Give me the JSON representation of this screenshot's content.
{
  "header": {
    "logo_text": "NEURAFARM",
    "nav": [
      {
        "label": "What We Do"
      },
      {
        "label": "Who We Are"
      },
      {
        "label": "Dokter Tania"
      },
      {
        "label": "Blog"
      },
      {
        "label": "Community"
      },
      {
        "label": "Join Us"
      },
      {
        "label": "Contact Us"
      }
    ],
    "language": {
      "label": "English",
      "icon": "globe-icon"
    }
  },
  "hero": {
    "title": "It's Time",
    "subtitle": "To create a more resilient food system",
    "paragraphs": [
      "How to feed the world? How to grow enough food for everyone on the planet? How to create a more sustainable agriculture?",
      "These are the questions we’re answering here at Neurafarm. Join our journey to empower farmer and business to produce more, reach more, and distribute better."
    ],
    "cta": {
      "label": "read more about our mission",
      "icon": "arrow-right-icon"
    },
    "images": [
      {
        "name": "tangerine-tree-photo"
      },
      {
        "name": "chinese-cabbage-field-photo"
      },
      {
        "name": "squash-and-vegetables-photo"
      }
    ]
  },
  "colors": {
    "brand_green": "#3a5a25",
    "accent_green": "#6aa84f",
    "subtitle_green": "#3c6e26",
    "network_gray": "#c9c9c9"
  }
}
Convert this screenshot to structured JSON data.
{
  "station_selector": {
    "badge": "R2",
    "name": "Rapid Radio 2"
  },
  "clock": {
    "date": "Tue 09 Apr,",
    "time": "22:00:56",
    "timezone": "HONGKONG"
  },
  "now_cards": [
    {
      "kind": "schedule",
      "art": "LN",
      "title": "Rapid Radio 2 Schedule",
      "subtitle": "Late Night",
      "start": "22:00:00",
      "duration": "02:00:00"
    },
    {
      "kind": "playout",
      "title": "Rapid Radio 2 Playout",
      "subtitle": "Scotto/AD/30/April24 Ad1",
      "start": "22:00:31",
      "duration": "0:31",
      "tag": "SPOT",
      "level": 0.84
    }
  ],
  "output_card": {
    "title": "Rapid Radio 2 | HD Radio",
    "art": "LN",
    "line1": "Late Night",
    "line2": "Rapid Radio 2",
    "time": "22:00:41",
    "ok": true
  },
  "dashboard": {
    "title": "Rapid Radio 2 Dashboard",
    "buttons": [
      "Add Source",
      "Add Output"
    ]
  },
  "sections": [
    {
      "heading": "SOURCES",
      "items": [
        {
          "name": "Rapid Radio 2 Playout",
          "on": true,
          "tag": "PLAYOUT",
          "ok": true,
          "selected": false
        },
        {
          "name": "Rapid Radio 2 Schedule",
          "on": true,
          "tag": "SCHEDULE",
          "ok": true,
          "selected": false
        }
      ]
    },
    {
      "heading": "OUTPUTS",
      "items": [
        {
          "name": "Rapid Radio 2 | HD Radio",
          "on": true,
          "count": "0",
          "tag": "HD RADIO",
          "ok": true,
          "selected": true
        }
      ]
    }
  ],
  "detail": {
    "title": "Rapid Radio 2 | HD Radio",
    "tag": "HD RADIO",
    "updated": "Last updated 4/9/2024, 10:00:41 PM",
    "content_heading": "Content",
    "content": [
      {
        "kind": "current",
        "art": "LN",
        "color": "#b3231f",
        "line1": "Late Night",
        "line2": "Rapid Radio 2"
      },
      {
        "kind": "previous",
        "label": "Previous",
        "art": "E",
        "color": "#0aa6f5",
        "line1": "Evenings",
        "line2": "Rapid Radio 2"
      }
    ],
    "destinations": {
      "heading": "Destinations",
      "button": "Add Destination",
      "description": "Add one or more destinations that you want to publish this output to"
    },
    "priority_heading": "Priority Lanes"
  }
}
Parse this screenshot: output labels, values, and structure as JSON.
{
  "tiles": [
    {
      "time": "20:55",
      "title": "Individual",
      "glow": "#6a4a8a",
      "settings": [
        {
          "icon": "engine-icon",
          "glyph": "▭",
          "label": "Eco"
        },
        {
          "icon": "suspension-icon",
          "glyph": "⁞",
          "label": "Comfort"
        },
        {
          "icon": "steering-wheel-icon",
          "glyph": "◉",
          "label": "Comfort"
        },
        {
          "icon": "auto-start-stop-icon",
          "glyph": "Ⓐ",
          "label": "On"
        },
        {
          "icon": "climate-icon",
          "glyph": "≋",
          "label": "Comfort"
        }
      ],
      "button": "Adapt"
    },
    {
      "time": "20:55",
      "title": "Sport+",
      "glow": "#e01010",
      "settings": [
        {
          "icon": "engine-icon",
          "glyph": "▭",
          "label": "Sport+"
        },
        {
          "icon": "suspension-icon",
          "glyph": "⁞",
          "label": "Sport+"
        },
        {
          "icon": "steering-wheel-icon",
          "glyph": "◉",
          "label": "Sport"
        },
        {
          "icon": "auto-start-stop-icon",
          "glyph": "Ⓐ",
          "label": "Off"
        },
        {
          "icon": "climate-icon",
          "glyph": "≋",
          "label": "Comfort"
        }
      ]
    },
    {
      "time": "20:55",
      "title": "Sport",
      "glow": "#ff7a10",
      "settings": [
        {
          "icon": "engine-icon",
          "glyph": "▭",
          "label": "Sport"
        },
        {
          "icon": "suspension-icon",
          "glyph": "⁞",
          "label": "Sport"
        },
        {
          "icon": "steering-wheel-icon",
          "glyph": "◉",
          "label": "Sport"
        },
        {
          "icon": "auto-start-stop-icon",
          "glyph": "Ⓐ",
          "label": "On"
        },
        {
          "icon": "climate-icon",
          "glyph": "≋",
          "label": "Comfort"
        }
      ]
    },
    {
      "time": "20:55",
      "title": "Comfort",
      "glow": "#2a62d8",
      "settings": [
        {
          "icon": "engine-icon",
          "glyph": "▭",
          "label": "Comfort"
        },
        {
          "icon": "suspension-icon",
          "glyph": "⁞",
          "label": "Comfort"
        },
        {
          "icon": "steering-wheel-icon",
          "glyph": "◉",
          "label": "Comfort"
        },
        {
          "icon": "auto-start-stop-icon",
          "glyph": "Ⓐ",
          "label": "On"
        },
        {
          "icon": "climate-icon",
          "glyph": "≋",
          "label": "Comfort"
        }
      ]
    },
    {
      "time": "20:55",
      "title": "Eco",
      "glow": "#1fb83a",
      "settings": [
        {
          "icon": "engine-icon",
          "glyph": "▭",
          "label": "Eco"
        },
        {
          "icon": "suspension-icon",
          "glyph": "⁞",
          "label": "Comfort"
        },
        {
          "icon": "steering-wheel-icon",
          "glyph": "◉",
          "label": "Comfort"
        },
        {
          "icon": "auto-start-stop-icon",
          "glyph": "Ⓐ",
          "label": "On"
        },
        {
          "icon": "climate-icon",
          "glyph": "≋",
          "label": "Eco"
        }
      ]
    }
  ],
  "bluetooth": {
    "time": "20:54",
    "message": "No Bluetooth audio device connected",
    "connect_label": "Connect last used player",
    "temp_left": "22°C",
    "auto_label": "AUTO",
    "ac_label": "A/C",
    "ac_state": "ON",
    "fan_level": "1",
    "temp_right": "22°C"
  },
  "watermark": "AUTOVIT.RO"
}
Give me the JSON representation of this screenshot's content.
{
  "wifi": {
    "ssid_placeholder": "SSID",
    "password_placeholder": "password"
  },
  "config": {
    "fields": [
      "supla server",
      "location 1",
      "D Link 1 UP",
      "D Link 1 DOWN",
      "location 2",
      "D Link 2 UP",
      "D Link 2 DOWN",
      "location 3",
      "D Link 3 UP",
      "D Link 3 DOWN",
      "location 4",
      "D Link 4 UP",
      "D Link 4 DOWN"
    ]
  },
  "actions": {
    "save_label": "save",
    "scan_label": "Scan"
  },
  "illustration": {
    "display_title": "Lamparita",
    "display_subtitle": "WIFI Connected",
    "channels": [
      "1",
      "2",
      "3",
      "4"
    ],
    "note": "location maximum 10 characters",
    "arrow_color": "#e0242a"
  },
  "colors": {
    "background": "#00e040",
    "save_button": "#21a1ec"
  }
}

________________________________________

Short task:
Using the material above, gather every line that includes "glow".

Result for this exercise:
      "glow": "#6a4a8a",
      "glow": "#e01010",
      "glow": "#ff7a10",
      "glow": "#2a62d8",
      "glow": "#1fb83a",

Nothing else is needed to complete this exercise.